» **Stated goal**: An exact copy of the records is required, minus the pictures they hold.

Records from a collection
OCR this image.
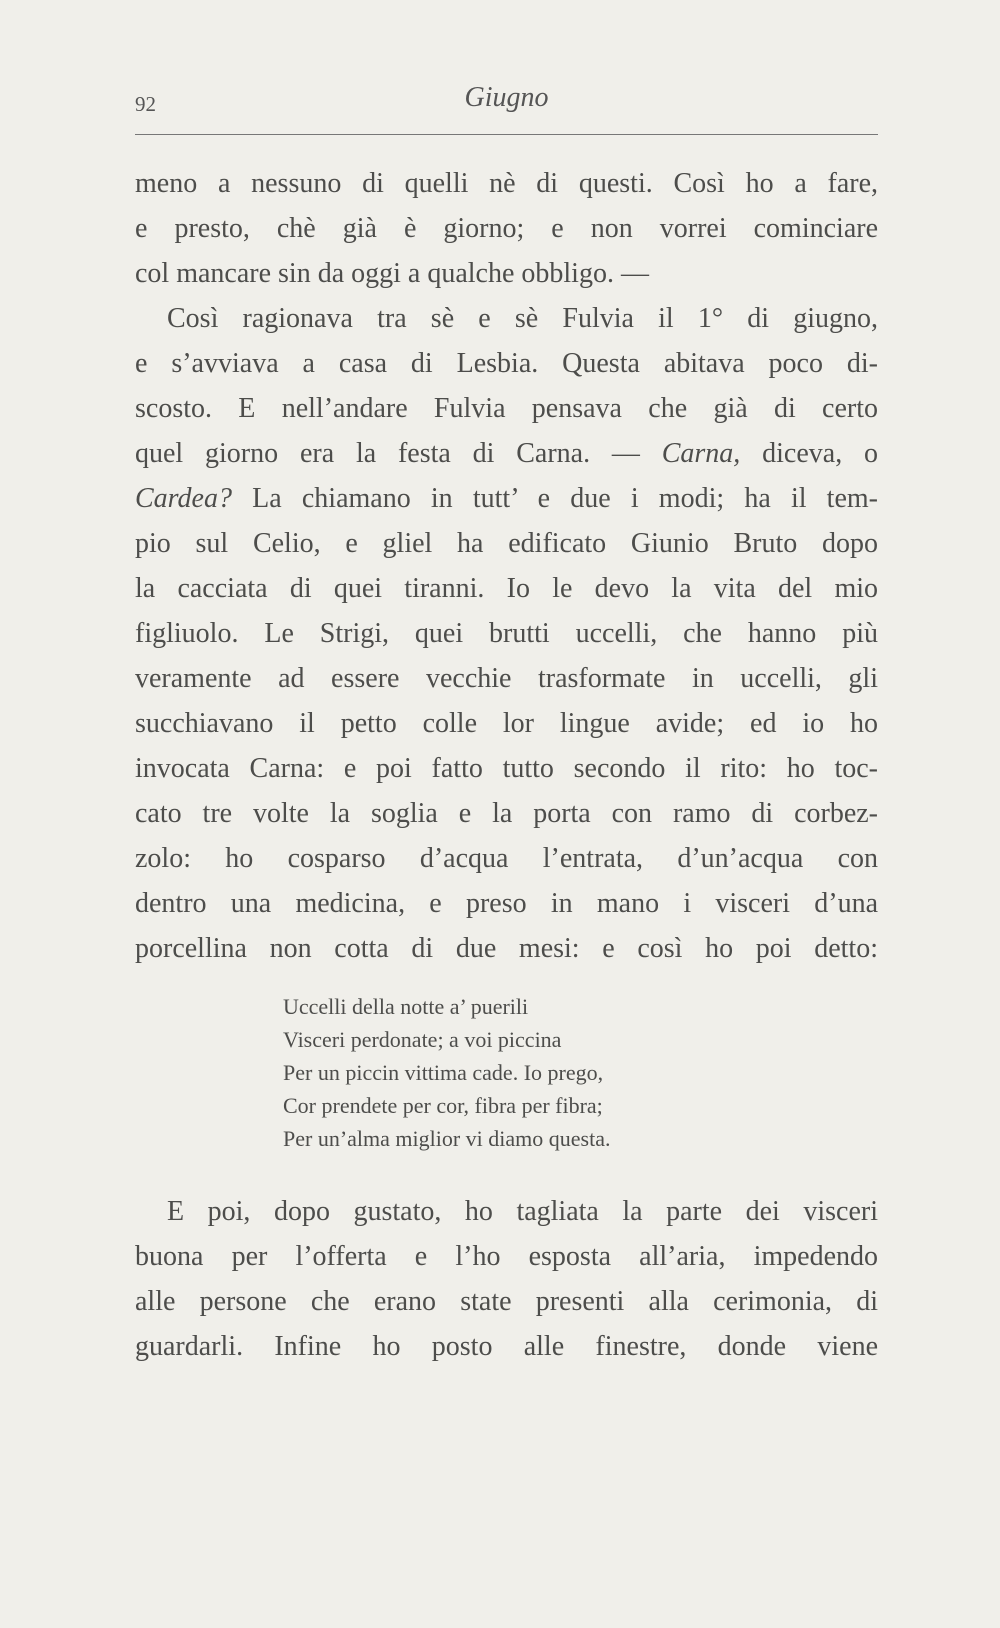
92	Giugno
meno a nessuno di quelli nè di questi. Così ho a fare,
e presto, chè già è giorno; e non vorrei cominciare
col mancare sin da oggi a qualche obbligo. —
Così ragionava tra sè e sè Fulvia il 1° di giugno,
e s’avviava a casa di Lesbia. Questa abitava poco di-
scosto. E nell’andare Fulvia pensava che già di certo
quel giorno era la festa di Carna. — Carna, diceva, o
Cardea? La chiamano in tutt’ e due i modi; ha il tem-
pio sul Celio, e gliel ha edificato Giunio Bruto dopo
la cacciata di quei tiranni. Io le devo la vita del mio
figliuolo. Le Strigi, quei brutti uccelli, che hanno più
veramente ad essere vecchie trasformate in uccelli, gli
succhiavano il petto colle lor lingue avide; ed io ho
invocata Carna: e poi fatto tutto secondo il rito: ho toc-
cato tre volte la soglia e la porta con ramo di corbez-
zolo: ho cosparso d’acqua l’entrata, d’un’acqua con
dentro una medicina, e preso in mano i visceri d’una
porcellina non cotta di due mesi: e così ho poi detto:
Uccelli della notte a’ puerili
Visceri perdonate; a voi piccina
Per un piccin vittima cade. Io prego,
Cor prendete per cor, fibra per fibra;
Per un’alma miglior vi diamo questa.
E poi, dopo gustato, ho tagliata la parte dei visceri
buona per l’offerta e l’ho esposta all’aria, impedendo
alle persone che erano state presenti alla cerimonia, di
guardarli. Infine ho posto alle finestre, donde viene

» **Exercise answer**:
OCR this image.
92	Giugno
meno a nessuno di quelli nè di questi. Così ho a fare,
e presto, chè già è giorno; e non vorrei cominciare
col mancare sin da oggi a qualche obbligo. —
Così ragionava tra sè e sè Fulvia il 1° di giugno,
e s’avviava a casa di Lesbia. Questa abitava poco di-
scosto. E nell’andare Fulvia pensava che già di certo
quel giorno era la festa di Carna. — Carna, diceva, o
Cardea? La chiamano in tutt’ e due i modi; ha il tem-
pio sul Celio, e gliel ha edificato Giunio Bruto dopo
la cacciata di quei tiranni. Io le devo la vita del mio
figliuolo. Le Strigi, quei brutti uccelli, che hanno più
veramente ad essere vecchie trasformate in uccelli, gli
succhiavano il petto colle lor lingue avide; ed io ho
invocata Carna: e poi fatto tutto secondo il rito: ho toc-
cato tre volte la soglia e la porta con ramo di corbez-
zolo: ho cosparso d’acqua l’entrata, d’un’acqua con
dentro una medicina, e preso in mano i visceri d’una
porcellina non cotta di due mesi: e così ho poi detto:
Uccelli della notte a’ puerili
Visceri perdonate; a voi piccina
Per un piccin vittima cade. Io prego,
Cor prendete per cor, fibra per fibra;
Per un’alma miglior vi diamo questa.
E poi, dopo gustato, ho tagliata la parte dei visceri
buona per l’offerta e l’ho esposta all’aria, impedendo
alle persone che erano state presenti alla cerimonia, di
guardarli. Infine ho posto alle finestre, donde viene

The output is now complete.